_YOUR INSTRUCTIONS:_
Update the listing below by replacing "railway car" with "rail vehicle" and keeping everything else the same. Leave the pictures out.

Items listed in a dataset
◇ ◇ ◇ ◇ ◇
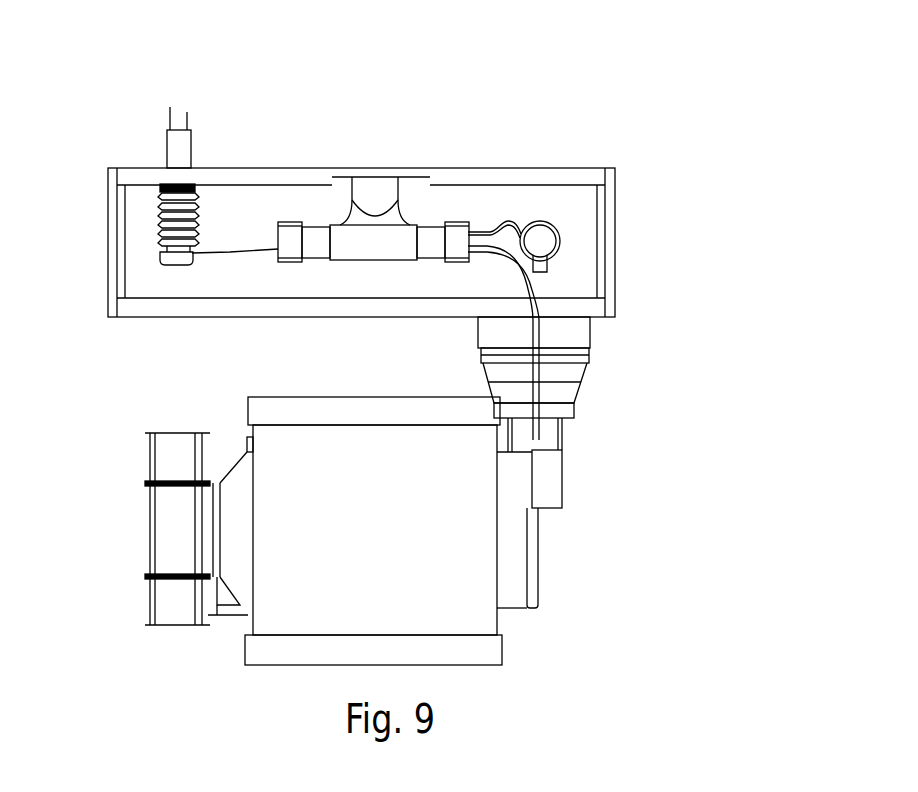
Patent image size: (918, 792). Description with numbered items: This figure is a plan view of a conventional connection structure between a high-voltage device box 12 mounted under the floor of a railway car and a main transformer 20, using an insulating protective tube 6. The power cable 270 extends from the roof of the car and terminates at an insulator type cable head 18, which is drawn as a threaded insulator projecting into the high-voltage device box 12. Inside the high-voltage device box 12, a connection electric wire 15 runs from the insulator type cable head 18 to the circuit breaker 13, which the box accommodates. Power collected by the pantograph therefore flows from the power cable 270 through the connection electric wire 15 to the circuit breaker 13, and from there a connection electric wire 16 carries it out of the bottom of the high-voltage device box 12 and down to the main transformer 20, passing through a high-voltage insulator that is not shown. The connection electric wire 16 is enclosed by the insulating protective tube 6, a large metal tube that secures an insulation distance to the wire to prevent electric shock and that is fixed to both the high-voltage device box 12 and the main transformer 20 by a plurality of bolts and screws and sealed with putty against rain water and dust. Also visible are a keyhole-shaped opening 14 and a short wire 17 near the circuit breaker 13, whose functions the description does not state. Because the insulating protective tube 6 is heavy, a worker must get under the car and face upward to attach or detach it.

The insulating protective tube 6 is at (588, 370).
The high-voltage device box 12 is at (615, 197).
The circuit breaker 13 is at (408, 228).
The keyhole opening 14 is at (546, 228).
The connection electric wire 15 is at (226, 252).
The connection electric wire 16 is at (540, 292).
The wire 17 is at (500, 223).
The insulator type cable head 18 is at (155, 208).
The main transformer 20 is at (250, 440).
The power cable 270 is at (188, 112).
◇ ◇ ◇ ◇ ◇
_PROBLEM SOLUTION:_
Patent image size: (918, 792). Description with numbered items: This figure is a plan view of a conventional connection structure between a high-voltage device box 12 mounted under the floor of a rail vehicle and a main transformer 20, using an insulating protective tube 6. The power cable 270 extends from the roof of the car and terminates at an insulator type cable head 18, which is drawn as a threaded insulator projecting into the high-voltage device box 12. Inside the high-voltage device box 12, a connection electric wire 15 runs from the insulator type cable head 18 to the circuit breaker 13, which the box accommodates. Power collected by the pantograph therefore flows from the power cable 270 through the connection electric wire 15 to the circuit breaker 13, and from there a connection electric wire 16 carries it out of the bottom of the high-voltage device box 12 and down to the main transformer 20, passing through a high-voltage insulator that is not shown. The connection electric wire 16 is enclosed by the insulating protective tube 6, a large metal tube that secures an insulation distance to the wire to prevent electric shock and that is fixed to both the high-voltage device box 12 and the main transformer 20 by a plurality of bolts and screws and sealed with putty against rain water and dust. Also visible are a keyhole-shaped opening 14 and a short wire 17 near the circuit breaker 13, whose functions the description does not state. Because the insulating protective tube 6 is heavy, a worker must get under the car and face upward to attach or detach it.

The insulating protective tube 6 is at (588, 370).
The high-voltage device box 12 is at (615, 197).
The circuit breaker 13 is at (408, 228).
The keyhole opening 14 is at (546, 228).
The connection electric wire 15 is at (226, 252).
The connection electric wire 16 is at (540, 292).
The wire 17 is at (500, 223).
The insulator type cable head 18 is at (155, 208).
The main transformer 20 is at (250, 440).
The power cable 270 is at (188, 112).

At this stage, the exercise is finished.